*GIVEN PASSAGE*
_____

2nd Trimester

Baby shower etiquette questions

Hello ladies,

Couple of questions about baby shower etiquette, because I don't know whether they're an 'American thing' but I don't know anyone who's ever had one. Sorry if this becomes one of my long posts. 

First off, timing. My baby's due in late July. I understand that usually you do a shower when you're 7 or 8 months, right? Well, right now we live in the same town as pretty much everyone who would be invited, but in April we'll be moving over an hour away. If I throw the shower before we move, and mention that I'm throwing it so early because we'll be moving, would that be considered rude? It would have to be very early April, too, so it would be a long way off to when my baby's due. I'm going to request no gifts, if that makes a difference. Also, is there a guideline to how much notice you should give people, like there is with a wedding?

_____

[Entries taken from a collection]
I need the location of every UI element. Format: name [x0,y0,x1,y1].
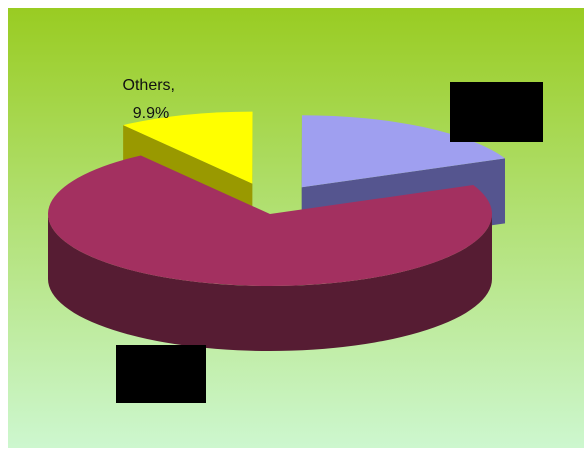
pie-slice-top [47,155,492,287]
redacted-label-box [450,82,543,142]
slice-label-others: Others, 9.9% [123,77,180,122]
pie-slice-top [301,115,506,188]
pie-chart-svg: Others, 9.9% [8,8,584,448]
chart-area: Others, 9.9% [8,8,584,448]
redacted-label-box [116,345,206,403]
pie-slice-side [48,214,492,351]
pie-slice-top [123,111,253,184]
pie-layer [47,111,506,351]
pie-slice [47,155,492,351]
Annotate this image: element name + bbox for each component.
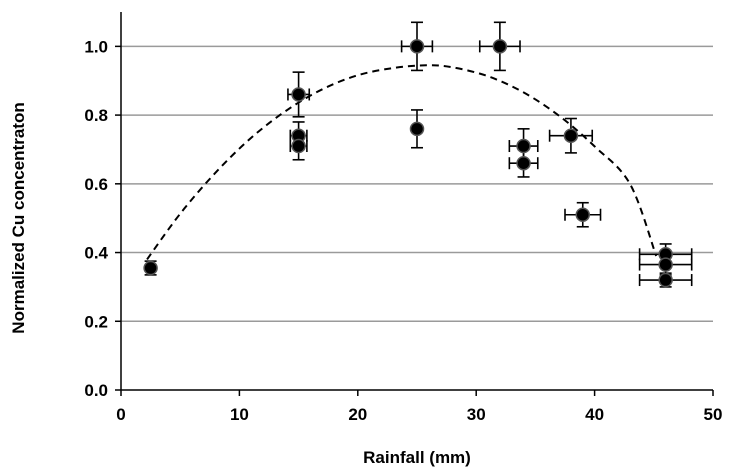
data-point: [291, 138, 306, 154]
x-tick-label: 20: [348, 405, 367, 424]
data-point: [563, 128, 579, 143]
y-tick-label: 0.0: [84, 381, 108, 400]
dashed-trendline: [146, 64, 658, 261]
y-tick-label: 0.2: [84, 312, 108, 331]
data-point: [409, 121, 425, 137]
error-bars: [144, 21, 693, 288]
data-point: [516, 155, 531, 171]
x-tick-label: 30: [467, 405, 486, 424]
data-point: [658, 272, 673, 288]
data-point: [143, 260, 158, 276]
data-point: [409, 39, 425, 54]
x-tick-label: 0: [116, 405, 125, 424]
y-axis-title: Normalized Cu concentraton: [9, 102, 28, 333]
data-point: [291, 87, 306, 102]
x-tick-label: 50: [704, 405, 723, 424]
data-point: [658, 257, 673, 272]
data-point: [575, 207, 591, 222]
x-tick-label: 10: [230, 405, 249, 424]
y-tick-label: 0.6: [84, 175, 108, 194]
data-point: [492, 39, 508, 54]
data-point: [516, 138, 531, 154]
gridlines: [121, 45, 713, 323]
y-tick-label: 0.4: [84, 244, 108, 263]
data-points: [143, 39, 673, 288]
tick-labels: 0.0 0.2 0.4 0.6 0.8 1.0 0 10 20 30 40 50: [84, 37, 722, 424]
y-tick-label: 0.8: [84, 106, 108, 125]
x-axis-title: Rainfall (mm): [363, 448, 471, 467]
x-tick-label: 40: [585, 405, 604, 424]
y-tick-label: 1.0: [84, 37, 108, 56]
axes: [115, 12, 714, 396]
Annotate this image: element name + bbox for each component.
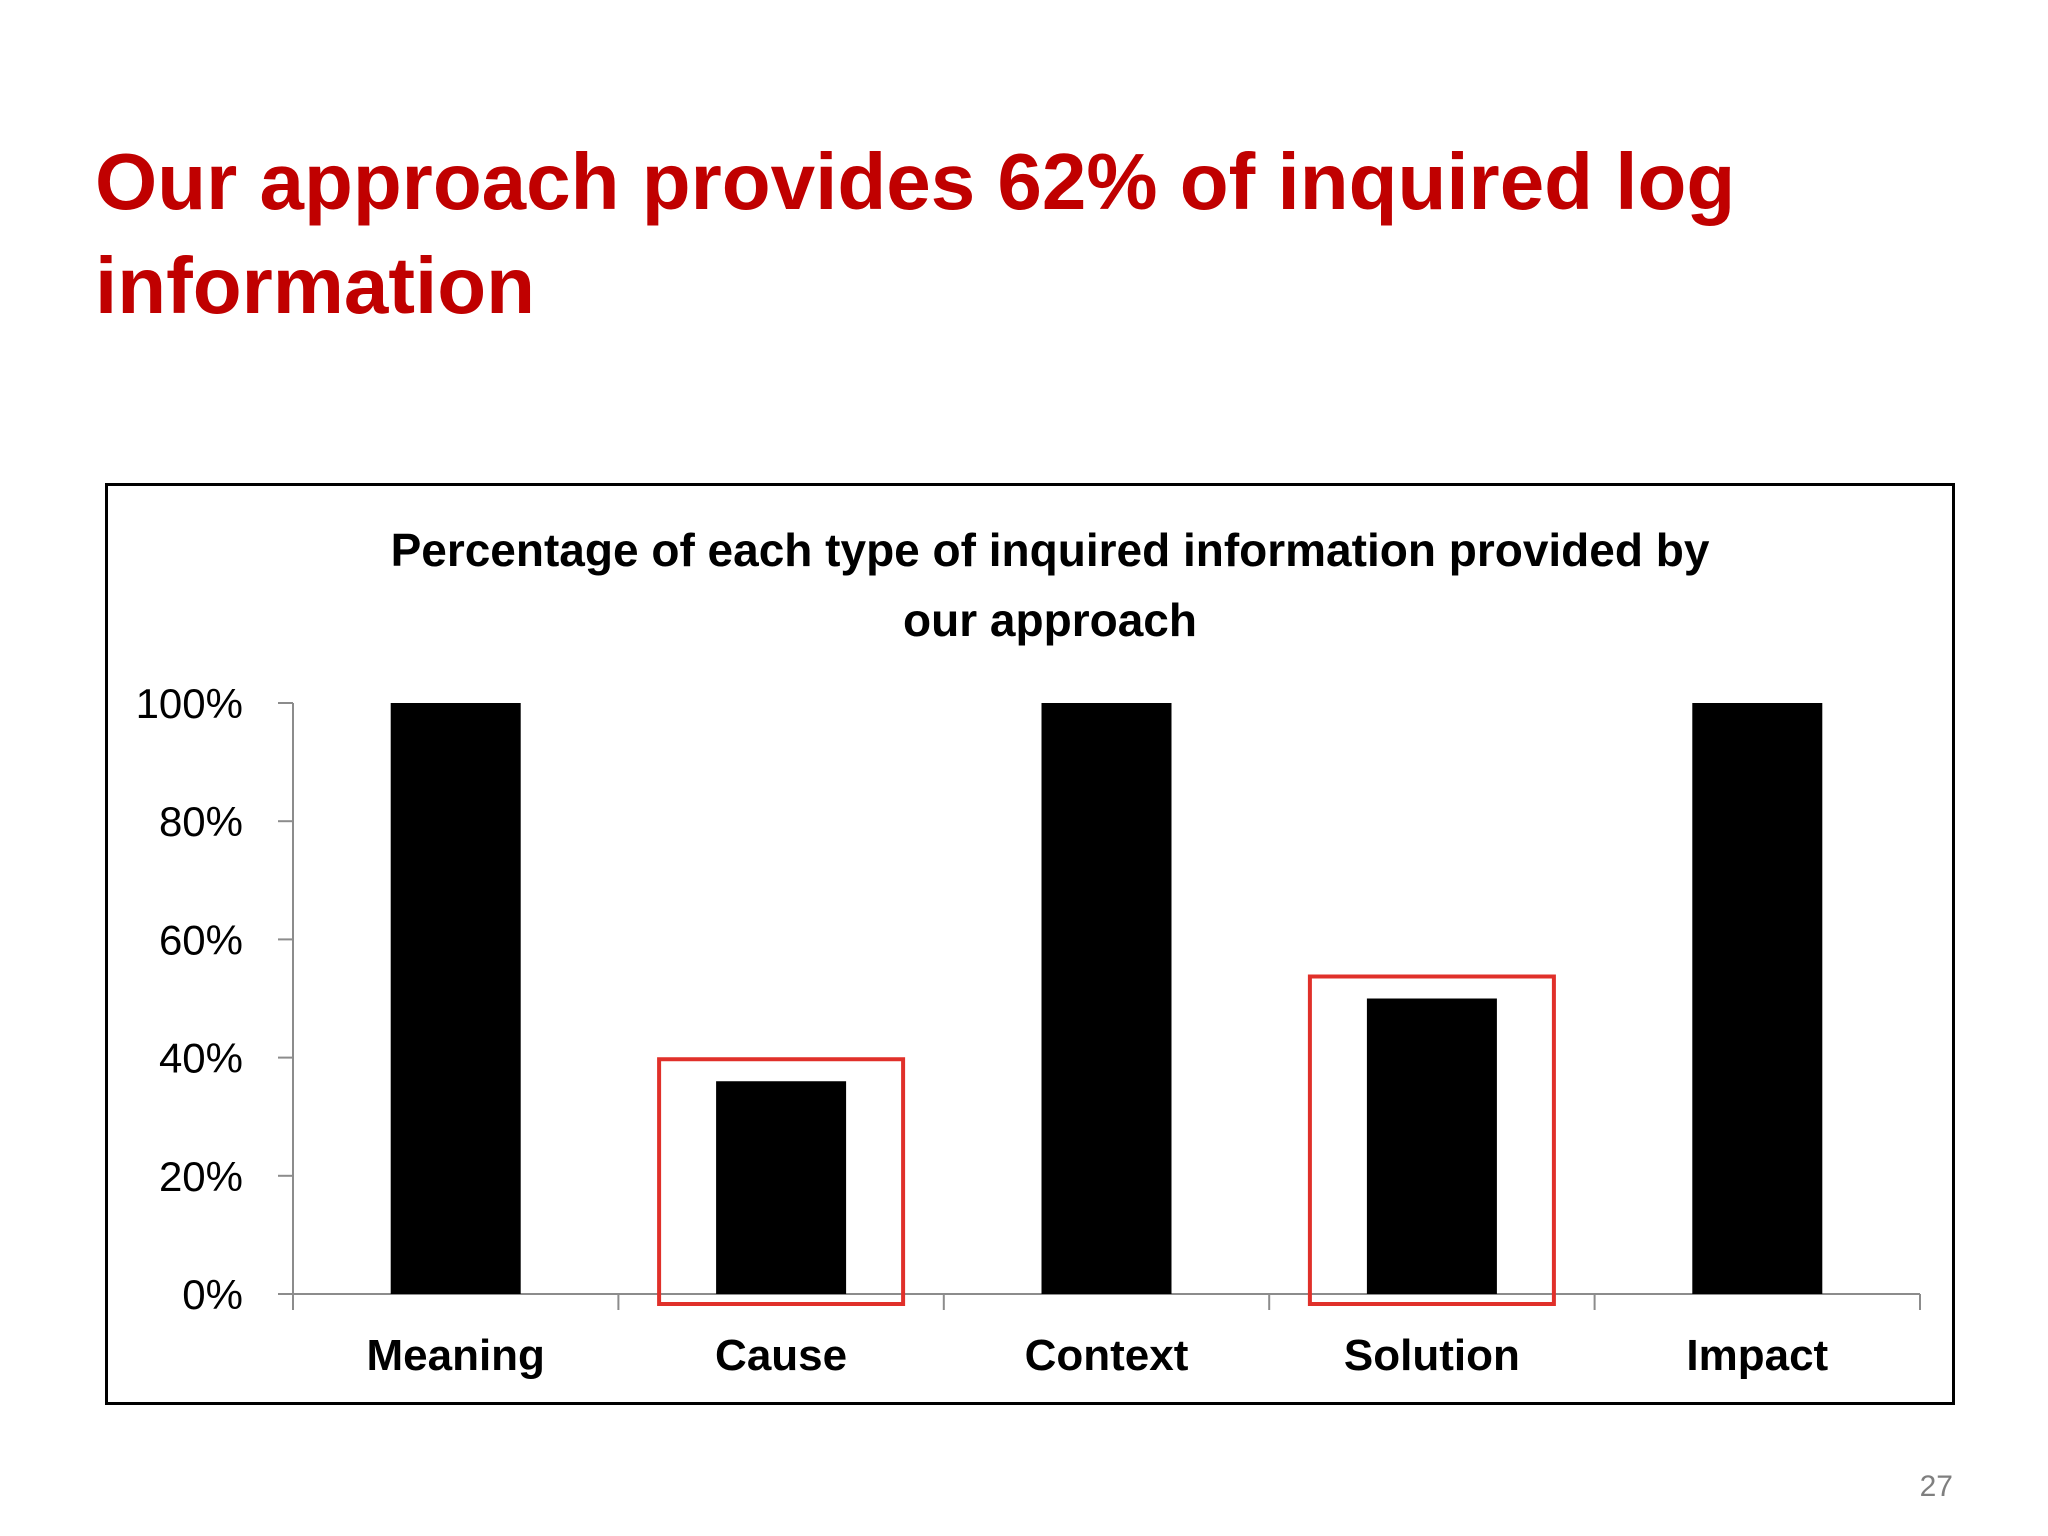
chart-bars — [390, 703, 1823, 1294]
chart-frame: Percentage of each type of inquired info… — [105, 483, 1955, 1405]
x-tick-label: Context — [1025, 1331, 1189, 1380]
chart-highlights — [657, 974, 1556, 1306]
y-axis-ticks: 0% 20% 40% 60% 80% 100% — [136, 680, 293, 1318]
x-tick-label: Cause — [715, 1331, 847, 1380]
highlight-box-cause — [657, 1057, 906, 1306]
bar-context — [1041, 703, 1172, 1294]
slide-number: 27 — [1919, 1470, 1953, 1503]
highlight-box-solution — [1307, 974, 1556, 1306]
bar-solution — [1366, 998, 1497, 1294]
y-tick-label: 60% — [159, 916, 243, 963]
chart-title: Percentage of each type of inquired info… — [391, 524, 1710, 646]
y-tick-label: 0% — [182, 1271, 243, 1318]
y-tick-label: 40% — [159, 1035, 243, 1082]
x-tick-label: Meaning — [366, 1331, 544, 1380]
y-tick-label: 100% — [136, 680, 243, 727]
x-axis-labels: Meaning Cause Context Solution Impact — [366, 1331, 1828, 1380]
y-tick-label: 80% — [159, 798, 243, 845]
x-tick-label: Solution — [1344, 1331, 1520, 1380]
bar-cause — [716, 1081, 847, 1294]
chart-title-line: Percentage of each type of inquired info… — [391, 524, 1710, 576]
bar-impact — [1692, 703, 1823, 1294]
bar-chart: Percentage of each type of inquired info… — [136, 524, 1921, 1380]
y-tick-label: 20% — [159, 1153, 243, 1200]
bar-meaning — [390, 703, 521, 1294]
x-tick-label: Impact — [1686, 1331, 1828, 1380]
slide-title: Our approach provides 62% of inquired lo… — [95, 137, 1736, 330]
chart-title-line: our approach — [903, 594, 1197, 646]
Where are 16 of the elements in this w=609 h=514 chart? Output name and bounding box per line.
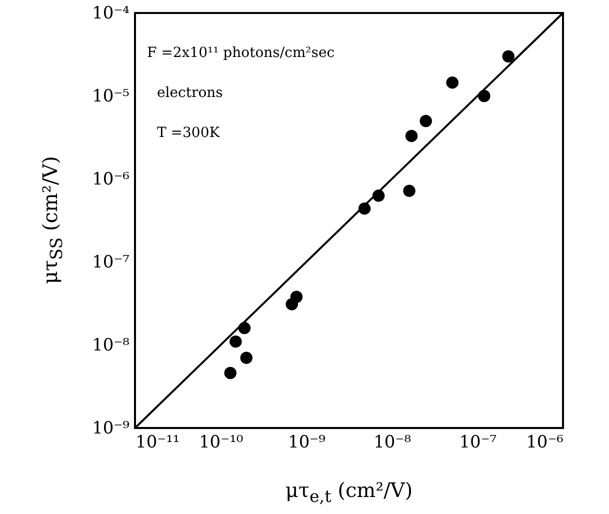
x-tick-label: 10⁻⁹	[288, 432, 326, 452]
x-tick-label: 10⁻⁷	[459, 432, 497, 452]
y-tick-label: 10⁻⁸	[92, 336, 130, 356]
x-tick-label: 10⁻¹⁰	[198, 432, 244, 452]
y-tick-label: 10⁻⁹	[92, 418, 130, 438]
x-tick-label: 10⁻¹¹	[136, 432, 180, 452]
x-axis-title: μτ$_{e,t}$ (cm²/V)	[285, 478, 413, 506]
annotation: electrons	[157, 85, 223, 101]
y-tick-label: 10⁻⁶	[92, 170, 130, 190]
x-tick-label: 10⁻⁸	[374, 432, 412, 452]
y-tick-label: 10⁻⁵	[92, 86, 130, 106]
annotation: F =2x10¹¹ photons/cm²sec	[147, 45, 335, 61]
y-tick-label: 10⁻⁷	[92, 252, 130, 272]
annotation: T =300K	[157, 125, 220, 141]
x-tick-label: 10⁻⁶	[526, 432, 564, 452]
y-tick-label: 10⁻⁴	[92, 4, 130, 24]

_____

*WHAT YOU WILL DO*
A - Summarize the baby shower etiquette post in two sentences.
B - Rewrite the baby shower etiquette post from the words "Couple of questions" through the words "my long posts.", replacing "posts" with "messages".
C - Translate this sentence from the baby shower etiquette post into Spanish: "Also, is there a guideline to how much notice you should give people, like there is with a wedding?"

*SOLUTIONS TO THE PROBLEMS*
A - The writer's baby is due in late July, and the writer asks about baby shower etiquette without knowing anyone who has had a shower. The writer asks whether holding the shower in very early April and explaining that it is early because of a move over an hour away would be rude, and how much notice guests should receive.

B -
Couple of questions about baby shower etiquette, because I don't know whether they're an 'American thing' but I don't know anyone who's ever had one. Sorry if this becomes one of my long messages.

C - Además, ¿hay alguna pauta sobre con cuánta antelación se debe avisar a la gente, como la hay con una boda?